__Stated problem__. From the listing, collect all lines containing the word "screws".

···

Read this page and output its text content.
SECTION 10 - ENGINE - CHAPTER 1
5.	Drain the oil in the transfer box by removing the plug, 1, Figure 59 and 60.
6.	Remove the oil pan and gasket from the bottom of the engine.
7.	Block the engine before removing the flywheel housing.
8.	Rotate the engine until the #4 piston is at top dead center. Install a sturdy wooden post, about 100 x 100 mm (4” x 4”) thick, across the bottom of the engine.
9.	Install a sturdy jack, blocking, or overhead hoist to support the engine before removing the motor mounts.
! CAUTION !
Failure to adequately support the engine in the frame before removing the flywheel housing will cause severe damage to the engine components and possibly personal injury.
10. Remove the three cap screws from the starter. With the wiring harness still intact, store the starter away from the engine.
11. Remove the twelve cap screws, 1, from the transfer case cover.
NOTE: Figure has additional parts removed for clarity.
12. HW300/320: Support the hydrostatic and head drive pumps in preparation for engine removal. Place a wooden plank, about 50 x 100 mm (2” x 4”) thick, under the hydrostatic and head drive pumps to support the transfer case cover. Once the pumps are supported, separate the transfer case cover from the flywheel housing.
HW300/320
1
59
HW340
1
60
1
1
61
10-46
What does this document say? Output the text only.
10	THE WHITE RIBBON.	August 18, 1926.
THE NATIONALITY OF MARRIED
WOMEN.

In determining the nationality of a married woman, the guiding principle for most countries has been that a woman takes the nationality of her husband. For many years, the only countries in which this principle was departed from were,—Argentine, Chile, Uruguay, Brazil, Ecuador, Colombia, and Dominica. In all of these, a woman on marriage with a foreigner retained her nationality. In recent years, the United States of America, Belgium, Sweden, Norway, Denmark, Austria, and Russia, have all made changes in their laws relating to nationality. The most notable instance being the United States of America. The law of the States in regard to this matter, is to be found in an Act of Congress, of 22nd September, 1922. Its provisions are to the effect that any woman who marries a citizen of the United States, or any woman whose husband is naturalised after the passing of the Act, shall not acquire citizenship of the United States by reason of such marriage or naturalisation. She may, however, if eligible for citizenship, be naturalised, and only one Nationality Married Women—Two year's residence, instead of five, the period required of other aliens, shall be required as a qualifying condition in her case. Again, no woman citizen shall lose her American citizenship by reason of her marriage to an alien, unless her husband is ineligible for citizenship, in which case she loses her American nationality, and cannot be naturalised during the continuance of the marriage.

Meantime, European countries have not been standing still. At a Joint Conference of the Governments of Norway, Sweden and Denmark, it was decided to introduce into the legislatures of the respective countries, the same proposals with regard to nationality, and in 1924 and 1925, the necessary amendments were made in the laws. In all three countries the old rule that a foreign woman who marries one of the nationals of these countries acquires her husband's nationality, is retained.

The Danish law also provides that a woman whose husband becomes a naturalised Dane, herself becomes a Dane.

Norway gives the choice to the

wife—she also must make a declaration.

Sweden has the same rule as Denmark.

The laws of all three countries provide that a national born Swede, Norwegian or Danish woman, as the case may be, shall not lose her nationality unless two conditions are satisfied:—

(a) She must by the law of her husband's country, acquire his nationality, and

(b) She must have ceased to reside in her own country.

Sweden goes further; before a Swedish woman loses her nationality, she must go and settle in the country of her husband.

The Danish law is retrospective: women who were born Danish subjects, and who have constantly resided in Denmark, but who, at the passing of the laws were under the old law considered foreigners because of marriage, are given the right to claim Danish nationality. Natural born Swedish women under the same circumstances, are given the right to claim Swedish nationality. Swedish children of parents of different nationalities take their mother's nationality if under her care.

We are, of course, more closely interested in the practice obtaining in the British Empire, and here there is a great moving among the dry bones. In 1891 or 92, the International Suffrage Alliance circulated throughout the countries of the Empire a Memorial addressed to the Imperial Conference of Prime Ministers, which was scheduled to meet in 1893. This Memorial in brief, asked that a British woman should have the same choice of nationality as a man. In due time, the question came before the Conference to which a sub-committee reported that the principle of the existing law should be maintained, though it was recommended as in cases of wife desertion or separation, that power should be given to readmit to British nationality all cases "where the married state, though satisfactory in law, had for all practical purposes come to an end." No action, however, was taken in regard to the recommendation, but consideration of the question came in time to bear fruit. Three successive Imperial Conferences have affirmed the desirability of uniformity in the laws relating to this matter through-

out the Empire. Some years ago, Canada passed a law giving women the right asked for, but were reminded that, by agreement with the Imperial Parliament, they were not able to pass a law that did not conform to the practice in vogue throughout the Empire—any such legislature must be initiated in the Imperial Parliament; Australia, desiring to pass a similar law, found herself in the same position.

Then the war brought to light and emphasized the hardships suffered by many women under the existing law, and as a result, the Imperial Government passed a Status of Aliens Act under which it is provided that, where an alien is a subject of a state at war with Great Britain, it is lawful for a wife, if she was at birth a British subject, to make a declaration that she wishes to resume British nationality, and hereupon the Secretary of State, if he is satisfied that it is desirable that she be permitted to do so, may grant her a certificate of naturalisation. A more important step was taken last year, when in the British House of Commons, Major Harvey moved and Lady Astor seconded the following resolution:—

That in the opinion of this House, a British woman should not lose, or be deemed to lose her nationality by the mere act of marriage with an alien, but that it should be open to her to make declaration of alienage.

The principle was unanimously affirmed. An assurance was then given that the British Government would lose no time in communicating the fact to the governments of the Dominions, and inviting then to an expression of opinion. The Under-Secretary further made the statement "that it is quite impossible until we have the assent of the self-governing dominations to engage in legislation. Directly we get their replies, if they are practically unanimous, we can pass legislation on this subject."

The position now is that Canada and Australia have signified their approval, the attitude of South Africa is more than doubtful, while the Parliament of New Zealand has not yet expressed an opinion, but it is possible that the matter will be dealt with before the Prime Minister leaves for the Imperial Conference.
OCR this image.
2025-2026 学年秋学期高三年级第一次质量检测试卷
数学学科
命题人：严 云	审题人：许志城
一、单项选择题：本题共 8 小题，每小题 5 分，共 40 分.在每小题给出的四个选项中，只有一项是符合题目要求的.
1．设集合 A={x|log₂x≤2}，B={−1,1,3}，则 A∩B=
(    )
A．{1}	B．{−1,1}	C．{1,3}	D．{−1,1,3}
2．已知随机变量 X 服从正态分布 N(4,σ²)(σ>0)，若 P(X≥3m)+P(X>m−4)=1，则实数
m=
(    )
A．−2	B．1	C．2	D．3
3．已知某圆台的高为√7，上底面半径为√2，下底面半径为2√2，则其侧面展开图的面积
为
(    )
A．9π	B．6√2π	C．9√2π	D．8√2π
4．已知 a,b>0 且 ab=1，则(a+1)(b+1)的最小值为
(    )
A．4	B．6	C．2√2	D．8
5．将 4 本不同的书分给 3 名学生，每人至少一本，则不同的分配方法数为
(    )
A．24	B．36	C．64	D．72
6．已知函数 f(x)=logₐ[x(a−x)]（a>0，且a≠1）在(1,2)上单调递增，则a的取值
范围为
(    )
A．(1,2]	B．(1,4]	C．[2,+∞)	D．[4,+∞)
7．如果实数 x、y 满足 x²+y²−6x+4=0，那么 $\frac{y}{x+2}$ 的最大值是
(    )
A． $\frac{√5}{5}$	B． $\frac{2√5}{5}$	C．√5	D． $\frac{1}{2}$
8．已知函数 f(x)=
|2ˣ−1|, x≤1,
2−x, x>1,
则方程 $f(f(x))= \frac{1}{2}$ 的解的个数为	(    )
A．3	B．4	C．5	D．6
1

···

__Answer to the exercise__.
10. Remove the three cap screws from the starter. With the wiring harness still intact, store the starter away from the engine.
11. Remove the twelve cap screws, 1, from the transfer case cover.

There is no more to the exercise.